# Задания
(a) Воспроизведите без изменений отрывок текста о французской кухне от «Но потом оно» до «образовался Клуб четырехсот.».
(b) Определите, соответствует ли тексту о французской кухне каждое утверждение: (i) кафе в городке находилось далеко даже от железной дороги; (ii) капитана сфотографировал французский журналист; (iii) человек из Лиона, зашедший в кафе, был адвокатом. Для каждого ответьте «да» или «нет» и дословно приведите решающие слова текста.
(c) Продолжите текст о французской кухне с места, где он обрывается.

# Цитируемый фрагмент
'''
В общем в период перед войной кухня несомненно переживала упадок, об этом всё еще говорят, тишина при виде нового блюда никуда не делась, в провинции еще есть хорошая еда, но парижская еда больше не удивляет изысканностью и совершенством. А потом была война.

После войны началась американизация Франции, появились автомобили которые не давали сидеть дома, коктейли, огорчение от того, что приходится тратить деньги а не беречь, потому что траты всегда огорчение для французов, если они могут сберечь жить интересно, если они тратятся жить скучно, затем появились электрические печи и необходимость стряпать побыстрее, словом французское поварское искусство закатилось и осталось совсем мало домов практически в Париже их нет где кухня считается искусством.

Но потом оно понемногу стало появляться снова. Люди поговаривали о каком-то отдаленном городке где какая-то женщина готовит, по-настоящему готовит и все стали выбираться туда не считаясь с тем что это далеко, был образован Клуб ста    чтобы поощрять поварское искусство, вслед за Клубом ста    образовался Клуб четырехсот.

Жила одна женщина в маленьком захолустном городке в Центральной Франции. Она и ее муж которые были слугами в одном из семейств Франции где все еще придавали значение кухне унаследовали маленькое кафе в этом городке который находился далеко от всего даже от железной дороги. И она стала готовить, посетителей не было кроме нескольких рыбаков и местных торговцев и каждый день она готовила для них самый лучший обед и как-то раз после двух лет такой жизни случайно зашел человек из Лиона, адвокат, и ему очень понравился обед и он спросил возьмется ли она приготовить на дюжину человек которые собирались отпраздновать орден Почетного легиона одного из них и она сказала да, и с тех пор место это приобрело известность и она всегда уставала потому что готовила с таким же совершенством.

Еда была простой казалось XX столетие хотело чтоб она была простой но она стала и менее утонченной и чуть более жирной чем в великих парижских ресторанах.

Парижской кухни больше не было, была провинциальная и Парижу пришлось учиться у провинции вместо того чтобы провинция училась у Парижа.

В 1938 году в последнем сентябре когда война еще не началась один из наших друзей тут в деревне, замечательный повар и замечательный гурман был мобилизован в чине капитана резерва и ему предстояло отвечать за целый гарнизон. И у меня есть его прелестная фотография, его щелкнул случайный гость, польский журналист, на ней он свирепо глядит на солдата и между ними идет такой разговор. Вы нам сварите, спрашивает капитан д’Эгю, хорошее ризотто, не могу, мой капитан, говорит солдат который работал поваром в одном из больших парижских ресторанов, потому что у меня нет основы для соуса. Основы для соуса, сказал капитан который побелел от ярости, у вас есть продукты из которых его готовят, есть все что хотите и вы не можете сделать соус вам нужна основа, что вы имеете в виду под основой. С вашего позволения, сказал дрожа солдат, в Париже у нас всегда есть основа для соуса мы используем ее чтобы смешать соус. Да, сказал капитан д’Эгю и у него такой-то вкус. Дайте-ка я покажу вам как готовят по-французски. У вас есть продукты и вы делаете соус.
'''
# Исходные данные
'''
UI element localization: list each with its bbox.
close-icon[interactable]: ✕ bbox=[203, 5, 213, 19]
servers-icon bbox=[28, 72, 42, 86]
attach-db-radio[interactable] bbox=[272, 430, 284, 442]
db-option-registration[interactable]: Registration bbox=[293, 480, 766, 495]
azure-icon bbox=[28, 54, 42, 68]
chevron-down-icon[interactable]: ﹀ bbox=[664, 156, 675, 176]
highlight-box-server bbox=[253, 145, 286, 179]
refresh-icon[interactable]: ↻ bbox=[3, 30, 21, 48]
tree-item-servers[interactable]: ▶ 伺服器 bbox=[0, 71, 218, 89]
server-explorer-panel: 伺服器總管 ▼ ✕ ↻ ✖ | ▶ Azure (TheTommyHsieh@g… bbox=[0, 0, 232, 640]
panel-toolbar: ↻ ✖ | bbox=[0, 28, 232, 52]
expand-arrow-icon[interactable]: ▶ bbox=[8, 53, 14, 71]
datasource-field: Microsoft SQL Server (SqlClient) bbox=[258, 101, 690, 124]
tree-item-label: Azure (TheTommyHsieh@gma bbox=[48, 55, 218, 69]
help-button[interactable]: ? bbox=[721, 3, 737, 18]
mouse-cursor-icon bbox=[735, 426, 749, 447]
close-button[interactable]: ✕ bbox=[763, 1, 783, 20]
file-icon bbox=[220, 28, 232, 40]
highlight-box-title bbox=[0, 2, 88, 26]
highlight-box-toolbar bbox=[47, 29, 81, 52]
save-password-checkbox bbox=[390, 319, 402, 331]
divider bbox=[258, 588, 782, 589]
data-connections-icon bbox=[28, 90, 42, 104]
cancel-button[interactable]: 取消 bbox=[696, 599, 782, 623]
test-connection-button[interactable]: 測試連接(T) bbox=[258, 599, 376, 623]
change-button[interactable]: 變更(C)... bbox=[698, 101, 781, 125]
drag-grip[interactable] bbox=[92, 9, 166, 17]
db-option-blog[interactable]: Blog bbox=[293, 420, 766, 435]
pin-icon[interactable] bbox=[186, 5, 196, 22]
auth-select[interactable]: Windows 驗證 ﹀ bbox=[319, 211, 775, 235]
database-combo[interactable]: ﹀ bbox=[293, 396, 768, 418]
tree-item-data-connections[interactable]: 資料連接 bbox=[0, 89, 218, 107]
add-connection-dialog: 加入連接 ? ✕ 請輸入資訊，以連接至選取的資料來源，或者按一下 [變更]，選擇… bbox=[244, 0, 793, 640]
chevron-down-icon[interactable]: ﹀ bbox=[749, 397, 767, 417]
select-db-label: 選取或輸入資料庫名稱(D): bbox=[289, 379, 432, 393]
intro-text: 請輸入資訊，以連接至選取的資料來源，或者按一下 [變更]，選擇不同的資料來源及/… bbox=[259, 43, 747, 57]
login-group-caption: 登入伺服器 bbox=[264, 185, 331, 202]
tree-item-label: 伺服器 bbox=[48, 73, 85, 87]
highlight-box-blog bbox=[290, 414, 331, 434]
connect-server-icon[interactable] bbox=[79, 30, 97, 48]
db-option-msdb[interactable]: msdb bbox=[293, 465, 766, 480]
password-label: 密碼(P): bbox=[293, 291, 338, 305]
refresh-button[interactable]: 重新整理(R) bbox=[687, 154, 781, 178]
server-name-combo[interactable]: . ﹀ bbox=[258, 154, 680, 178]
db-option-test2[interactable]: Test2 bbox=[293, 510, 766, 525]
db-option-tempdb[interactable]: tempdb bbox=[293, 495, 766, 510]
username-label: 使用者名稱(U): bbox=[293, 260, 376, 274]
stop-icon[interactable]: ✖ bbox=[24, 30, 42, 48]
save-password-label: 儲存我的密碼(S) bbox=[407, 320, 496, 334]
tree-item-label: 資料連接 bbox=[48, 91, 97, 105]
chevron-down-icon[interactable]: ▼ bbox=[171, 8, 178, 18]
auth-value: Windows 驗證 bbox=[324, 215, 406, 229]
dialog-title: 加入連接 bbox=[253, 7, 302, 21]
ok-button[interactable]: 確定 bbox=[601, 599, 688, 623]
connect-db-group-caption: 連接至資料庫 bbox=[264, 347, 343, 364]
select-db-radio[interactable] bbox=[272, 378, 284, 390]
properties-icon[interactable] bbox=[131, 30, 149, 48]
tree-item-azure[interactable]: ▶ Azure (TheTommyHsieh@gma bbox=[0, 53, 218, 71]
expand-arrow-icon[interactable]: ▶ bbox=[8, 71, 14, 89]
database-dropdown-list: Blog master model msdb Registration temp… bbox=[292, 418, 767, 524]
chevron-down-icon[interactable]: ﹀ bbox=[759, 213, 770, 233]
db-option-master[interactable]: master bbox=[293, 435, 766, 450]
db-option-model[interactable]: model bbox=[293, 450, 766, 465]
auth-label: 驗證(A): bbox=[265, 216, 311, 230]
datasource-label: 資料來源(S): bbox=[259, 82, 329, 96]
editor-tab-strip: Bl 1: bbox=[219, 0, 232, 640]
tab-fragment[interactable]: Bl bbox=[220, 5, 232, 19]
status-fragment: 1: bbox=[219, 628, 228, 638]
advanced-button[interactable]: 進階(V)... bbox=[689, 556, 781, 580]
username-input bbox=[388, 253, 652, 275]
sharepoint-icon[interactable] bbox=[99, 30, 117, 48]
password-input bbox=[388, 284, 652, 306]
'''
# Ответы к заданиям
(a)
Но потом оно понемногу стало появляться снова. Люди поговаривали о каком-то отдаленном городке где какая-то женщина готовит, по-настоящему готовит и все стали выбираться туда не считаясь с тем что это далеко, был образован Клуб ста    чтобы поощрять поварское искусство, вслед за Клубом ста    образовался Клуб четырехсот.

(b)
(i) Да: «находился далеко от всего даже от железной дороги».
(ii) Нет: «его щелкнул случайный гость, польский журналист».
(iii) Да: «случайно зашел человек из Лиона, адвокат».

(c)
Ну а теперь в 1939-м война снова началась и солдаты все поголовно говорят о том как их кормят, и возможно когда они вернутся произойдет новый французский кулинарный взрыв, тот тоже не сразу готовился, после войны 1914-го иностранные влияния выветрились и теперь все снова сидят по домам и естественно задумываются о еде.

Что вы в самом деле прежде всего узнаёте о французах одну из первых вещей озадачивающих вас так это то как они настаивают на своей латинскости. Итальянцев и испанцев они латинянами не считают а они французы латиняне, настаивают на том что они галлы но все равно латиняне. Я в конце концов поняла они имеют в виду что латинский дух ими галло-римлянами сохранялся в большей чистоте чем в Италии которая утратила свою латинскость когда ее одолели варвары и так не восстановила ее, они могли воспринять формы и символы Рима но по существу латинская культура ушла из Италии а в Испании ее никогда не было поэтому истинным ее домом была Франция. В этом немалая доля правды. Сначала я не понимала о чем это они говорят но постепенно стала ощущать что они хотят сказать своей латинскостью.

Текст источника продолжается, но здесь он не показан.